EXERCISE REQUIREMENTS: Your copy of the material below should match it exactly, except that it holds no pictures.

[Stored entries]
--- start ---
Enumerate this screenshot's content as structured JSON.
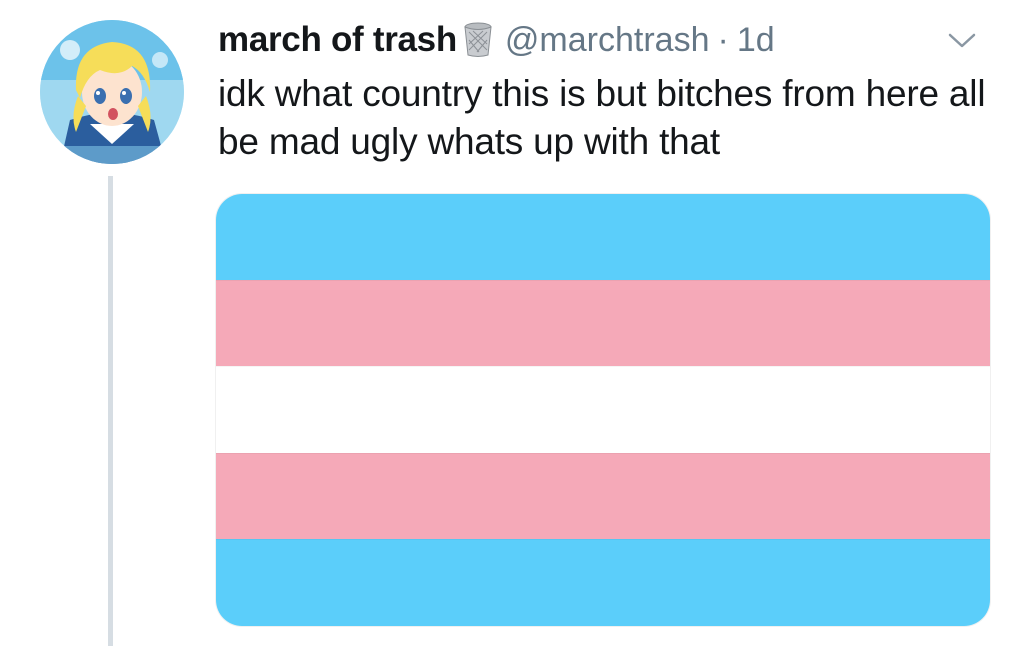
{
  "tweet": {
    "display_name": "march of trash",
    "handle": "@marchtrash",
    "separator": "·",
    "time": "1d",
    "text": "idk what country this is but bitches from here all be mad ugly whats up with that"
  },
  "icons": {
    "name_emoji": "wastebasket-icon",
    "menu": "chevron-down-icon"
  },
  "flag": {
    "stripes": [
      "#5bcefa",
      "#f5a9b8",
      "#ffffff",
      "#f5a9b8",
      "#5bcefa"
    ]
  },
  "colors": {
    "text": "#14171a",
    "secondary": "#657786",
    "thread_line": "#d6dde3"
  }
}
--- end ---
EXERCISE RESPONSE:
Enumerate this screenshot's content as structured JSON.
{
  "tweet": {
    "display_name": "march of trash",
    "handle": "@marchtrash",
    "separator": "·",
    "time": "1d",
    "text": "idk what country this is but bitches from here all be mad ugly whats up with that"
  },
  "icons": {
    "name_emoji": "wastebasket-icon",
    "menu": "chevron-down-icon"
  },
  "flag": {
    "stripes": [
      "#5bcefa",
      "#f5a9b8",
      "#ffffff",
      "#f5a9b8",
      "#5bcefa"
    ]
  },
  "colors": {
    "text": "#14171a",
    "secondary": "#657786",
    "thread_line": "#d6dde3"
  }
}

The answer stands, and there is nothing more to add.